Direction
Locate the string "ADULTOS" throughout the material and copy every line in which it occurs.

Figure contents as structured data
___
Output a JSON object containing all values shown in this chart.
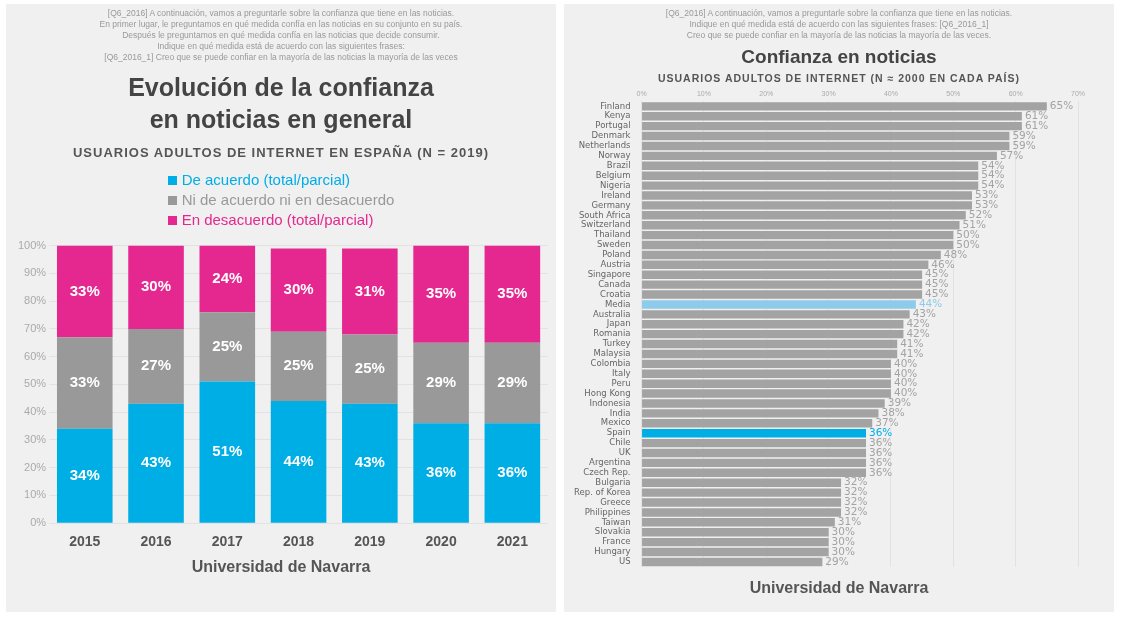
{
  "chart_data": [
    {
      "type": "bar",
      "title": "Evolución de la confianza\nen noticias en general",
      "subtitle": "USUARIOS ADULTOS DE INTERNET EN ESPAÑA (N = 2019)",
      "annotations": [
        "[Q6_2016] A continuación, vamos a preguntarle sobre la confianza que tiene en las noticias.",
        "En primer lugar, le preguntamos en qué medida confía en las noticias en su conjunto en su país.",
        "Después le preguntamos en qué medida confía en las noticias que decide consumir.",
        "Indique en qué medida está de acuerdo con las siguientes frases:",
        "[Q6_2016_1] Creo que se puede confiar en la mayoría de las noticias la mayoría de las veces",
        "Universidad de Navarra"
      ],
      "categories": [
        "2015",
        "2016",
        "2017",
        "2018",
        "2019",
        "2020",
        "2021"
      ],
      "stacked": true,
      "legend": "top",
      "grid": "y",
      "ylim": [
        0,
        100
      ],
      "yticks": [
        {
          "value": 0,
          "label": "0%"
        },
        {
          "value": 10,
          "label": "10%"
        },
        {
          "value": 20,
          "label": "20%"
        },
        {
          "value": 30,
          "label": "30%"
        },
        {
          "value": 40,
          "label": "40%"
        },
        {
          "value": 50,
          "label": "50%"
        },
        {
          "value": 60,
          "label": "60%"
        },
        {
          "value": 70,
          "label": "70%"
        },
        {
          "value": 80,
          "label": "80%"
        },
        {
          "value": 90,
          "label": "90%"
        },
        {
          "value": 100,
          "label": "100%"
        }
      ],
      "series": [
        {
          "name": "De acuerdo (total/parcial)",
          "color": "#00aee6",
          "values": [
            34,
            43,
            51,
            44,
            43,
            36,
            36
          ],
          "value_labels": [
            "34%",
            "43%",
            "51%",
            "44%",
            "43%",
            "36%",
            "36%"
          ]
        },
        {
          "name": "Ni de acuerdo ni en desacuerdo",
          "color": "#999999",
          "values": [
            33,
            27,
            25,
            25,
            25,
            29,
            29
          ],
          "value_labels": [
            "33%",
            "27%",
            "25%",
            "25%",
            "25%",
            "29%",
            "29%"
          ]
        },
        {
          "name": "En desacuerdo (total/parcial)",
          "color": "#e5288f",
          "values": [
            33,
            30,
            24,
            30,
            31,
            35,
            35
          ],
          "value_labels": [
            "33%",
            "30%",
            "24%",
            "30%",
            "31%",
            "35%",
            "35%"
          ]
        }
      ]
    },
    {
      "type": "bar",
      "orientation": "horizontal",
      "title": "Confianza en noticias",
      "subtitle": "USUARIOS ADULTOS DE INTERNET (N ≈ 2000 EN CADA PAÍS)",
      "annotations": [
        "[Q6_2016] A continuación, vamos a preguntarle sobre la confianza que tiene en las noticias.",
        "Indique en qué medida está de acuerdo con las siguientes frases: [Q6_2016_1]",
        "Creo que se puede confiar en la mayoría de las noticias la mayoría de las veces.",
        "Universidad de Navarra"
      ],
      "grid": "x",
      "xlim": [
        0,
        70
      ],
      "xticks": [
        {
          "value": 0,
          "label": "0%"
        },
        {
          "value": 10,
          "label": "10%"
        },
        {
          "value": 20,
          "label": "20%"
        },
        {
          "value": 30,
          "label": "30%"
        },
        {
          "value": 40,
          "label": "40%"
        },
        {
          "value": 50,
          "label": "50%"
        },
        {
          "value": 60,
          "label": "60%"
        },
        {
          "value": 70,
          "label": "70%"
        }
      ],
      "categories": [
        "Finland",
        "Kenya",
        "Portugal",
        "Denmark",
        "Netherlands",
        "Norway",
        "Brazil",
        "Belgium",
        "Nigeria",
        "Ireland",
        "Germany",
        "South Africa",
        "Switzerland",
        "Thailand",
        "Sweden",
        "Poland",
        "Austria",
        "Singapore",
        "Canada",
        "Croatia",
        "Media",
        "Australia",
        "Japan",
        "Romania",
        "Turkey",
        "Malaysia",
        "Colombia",
        "Italy",
        "Peru",
        "Hong Kong",
        "Indonesia",
        "India",
        "Mexico",
        "Spain",
        "Chile",
        "UK",
        "Argentina",
        "Czech Rep.",
        "Bulgaria",
        "Rep. of Korea",
        "Greece",
        "Philippines",
        "Taiwan",
        "Slovakia",
        "France",
        "Hungary",
        "US"
      ],
      "values": [
        65,
        61,
        61,
        59,
        59,
        57,
        54,
        54,
        54,
        53,
        53,
        52,
        51,
        50,
        50,
        48,
        46,
        45,
        45,
        45,
        44,
        43,
        42,
        42,
        41,
        41,
        40,
        40,
        40,
        40,
        39,
        38,
        37,
        36,
        36,
        36,
        36,
        36,
        32,
        32,
        32,
        32,
        31,
        30,
        30,
        30,
        29
      ],
      "value_labels": [
        "65%",
        "61%",
        "61%",
        "59%",
        "59%",
        "57%",
        "54%",
        "54%",
        "54%",
        "53%",
        "53%",
        "52%",
        "51%",
        "50%",
        "50%",
        "48%",
        "46%",
        "45%",
        "45%",
        "45%",
        "44%",
        "43%",
        "42%",
        "42%",
        "41%",
        "41%",
        "40%",
        "40%",
        "40%",
        "40%",
        "39%",
        "38%",
        "37%",
        "36%",
        "36%",
        "36%",
        "36%",
        "36%",
        "32%",
        "32%",
        "32%",
        "32%",
        "31%",
        "30%",
        "30%",
        "30%",
        "29%"
      ],
      "colors": [
        "#a3a3a3",
        "#a3a3a3",
        "#a3a3a3",
        "#a3a3a3",
        "#a3a3a3",
        "#a3a3a3",
        "#a3a3a3",
        "#a3a3a3",
        "#a3a3a3",
        "#a3a3a3",
        "#a3a3a3",
        "#a3a3a3",
        "#a3a3a3",
        "#a3a3a3",
        "#a3a3a3",
        "#a3a3a3",
        "#a3a3a3",
        "#a3a3a3",
        "#a3a3a3",
        "#a3a3a3",
        "#8ecbeb",
        "#a3a3a3",
        "#a3a3a3",
        "#a3a3a3",
        "#a3a3a3",
        "#a3a3a3",
        "#a3a3a3",
        "#a3a3a3",
        "#a3a3a3",
        "#a3a3a3",
        "#a3a3a3",
        "#a3a3a3",
        "#a3a3a3",
        "#00aee6",
        "#a3a3a3",
        "#a3a3a3",
        "#a3a3a3",
        "#a3a3a3",
        "#a3a3a3",
        "#a3a3a3",
        "#a3a3a3",
        "#a3a3a3",
        "#a3a3a3",
        "#a3a3a3",
        "#a3a3a3",
        "#a3a3a3",
        "#a3a3a3"
      ]
    }
  ]
}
___
Expected answer
      "subtitle": "USUARIOS ADULTOS DE INTERNET EN ESPAÑA (N = 2019)",
      "subtitle": "USUARIOS ADULTOS DE INTERNET (N ≈ 2000 EN CADA PAÍS)",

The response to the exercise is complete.